▶ **Task brief**: In the listing below, count the lines containing the string "DEPARTMENT" and state only the number.
━━━━━━━━
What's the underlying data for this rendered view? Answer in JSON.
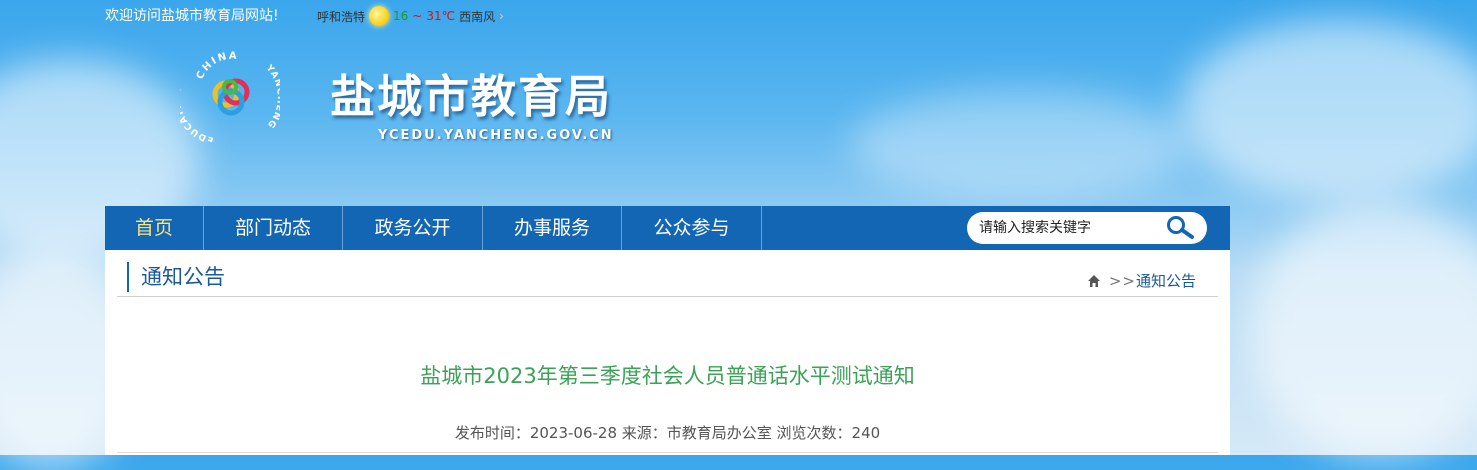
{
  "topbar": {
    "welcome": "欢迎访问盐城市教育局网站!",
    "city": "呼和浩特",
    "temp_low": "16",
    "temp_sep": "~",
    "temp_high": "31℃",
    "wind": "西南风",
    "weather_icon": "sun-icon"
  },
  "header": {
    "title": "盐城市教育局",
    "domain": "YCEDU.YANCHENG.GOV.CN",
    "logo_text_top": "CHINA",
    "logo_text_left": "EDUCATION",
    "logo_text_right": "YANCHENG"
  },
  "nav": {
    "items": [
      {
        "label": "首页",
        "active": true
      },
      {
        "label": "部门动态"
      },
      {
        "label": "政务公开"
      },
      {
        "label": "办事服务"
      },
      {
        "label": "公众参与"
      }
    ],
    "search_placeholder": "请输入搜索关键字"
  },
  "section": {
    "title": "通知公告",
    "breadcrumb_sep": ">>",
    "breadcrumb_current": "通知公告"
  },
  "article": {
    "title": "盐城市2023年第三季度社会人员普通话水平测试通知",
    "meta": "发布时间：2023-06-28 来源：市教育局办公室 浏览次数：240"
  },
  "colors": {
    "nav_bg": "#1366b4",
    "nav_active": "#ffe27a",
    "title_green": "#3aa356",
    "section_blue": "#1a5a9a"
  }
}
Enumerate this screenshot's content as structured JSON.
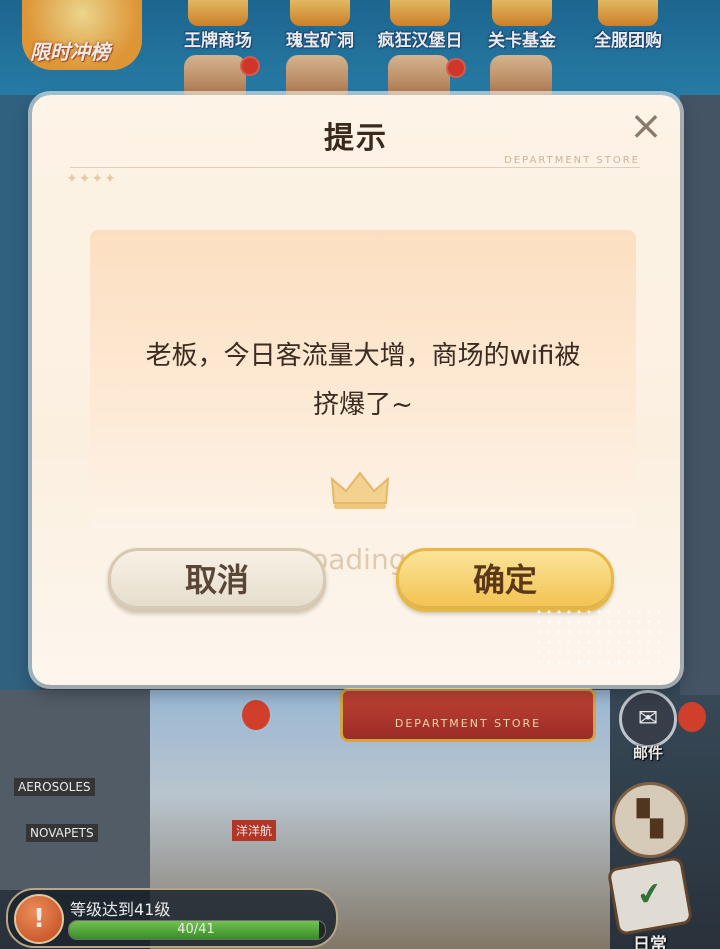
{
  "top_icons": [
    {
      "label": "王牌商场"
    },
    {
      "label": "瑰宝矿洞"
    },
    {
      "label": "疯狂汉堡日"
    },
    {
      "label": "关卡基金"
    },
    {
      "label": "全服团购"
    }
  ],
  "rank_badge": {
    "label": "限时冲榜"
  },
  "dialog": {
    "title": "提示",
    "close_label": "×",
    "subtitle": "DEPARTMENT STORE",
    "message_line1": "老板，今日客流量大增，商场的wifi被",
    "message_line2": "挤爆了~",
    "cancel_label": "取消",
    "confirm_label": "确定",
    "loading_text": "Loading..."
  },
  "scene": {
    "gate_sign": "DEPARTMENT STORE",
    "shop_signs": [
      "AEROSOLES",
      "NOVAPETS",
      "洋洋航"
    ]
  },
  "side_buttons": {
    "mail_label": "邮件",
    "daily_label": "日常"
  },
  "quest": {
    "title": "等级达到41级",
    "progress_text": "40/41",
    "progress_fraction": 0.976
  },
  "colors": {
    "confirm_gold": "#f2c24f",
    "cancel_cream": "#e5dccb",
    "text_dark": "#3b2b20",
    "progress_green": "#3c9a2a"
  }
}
━━━━━━━━
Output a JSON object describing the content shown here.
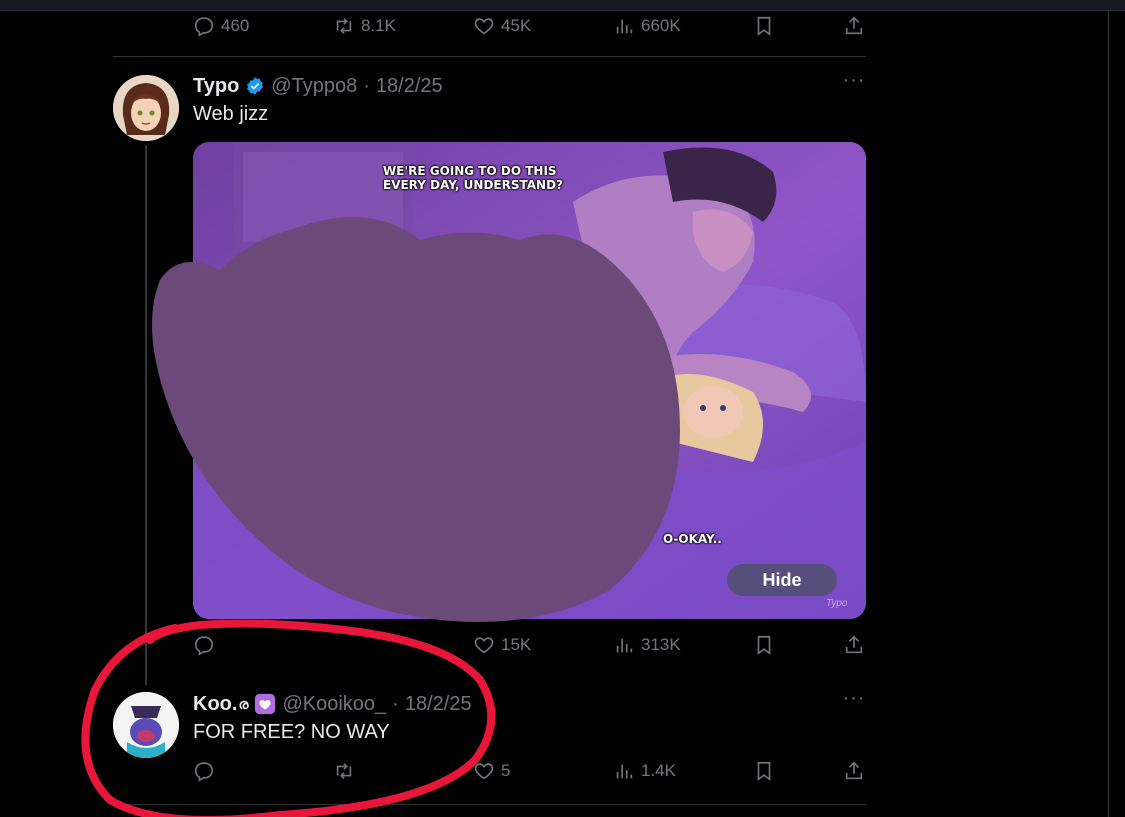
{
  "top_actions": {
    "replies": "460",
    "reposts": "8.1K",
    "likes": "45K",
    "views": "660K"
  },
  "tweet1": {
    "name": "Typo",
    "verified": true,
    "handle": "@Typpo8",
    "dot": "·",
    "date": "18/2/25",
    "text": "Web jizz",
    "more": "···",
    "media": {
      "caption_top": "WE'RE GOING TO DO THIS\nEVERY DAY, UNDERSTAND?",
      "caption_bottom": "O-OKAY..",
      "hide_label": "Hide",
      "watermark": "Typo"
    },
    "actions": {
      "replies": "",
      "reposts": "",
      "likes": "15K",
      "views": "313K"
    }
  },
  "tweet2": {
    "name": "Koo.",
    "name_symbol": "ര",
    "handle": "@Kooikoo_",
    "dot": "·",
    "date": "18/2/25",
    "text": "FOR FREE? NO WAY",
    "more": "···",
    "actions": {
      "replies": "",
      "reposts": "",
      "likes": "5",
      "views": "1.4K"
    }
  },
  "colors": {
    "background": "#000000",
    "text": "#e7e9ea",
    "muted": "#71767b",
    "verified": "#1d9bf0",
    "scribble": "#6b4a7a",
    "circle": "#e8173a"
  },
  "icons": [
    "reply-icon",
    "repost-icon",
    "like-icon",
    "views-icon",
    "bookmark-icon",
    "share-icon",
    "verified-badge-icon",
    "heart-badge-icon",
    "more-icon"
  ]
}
━━━━━━━━
▶ **Output for this task**: 2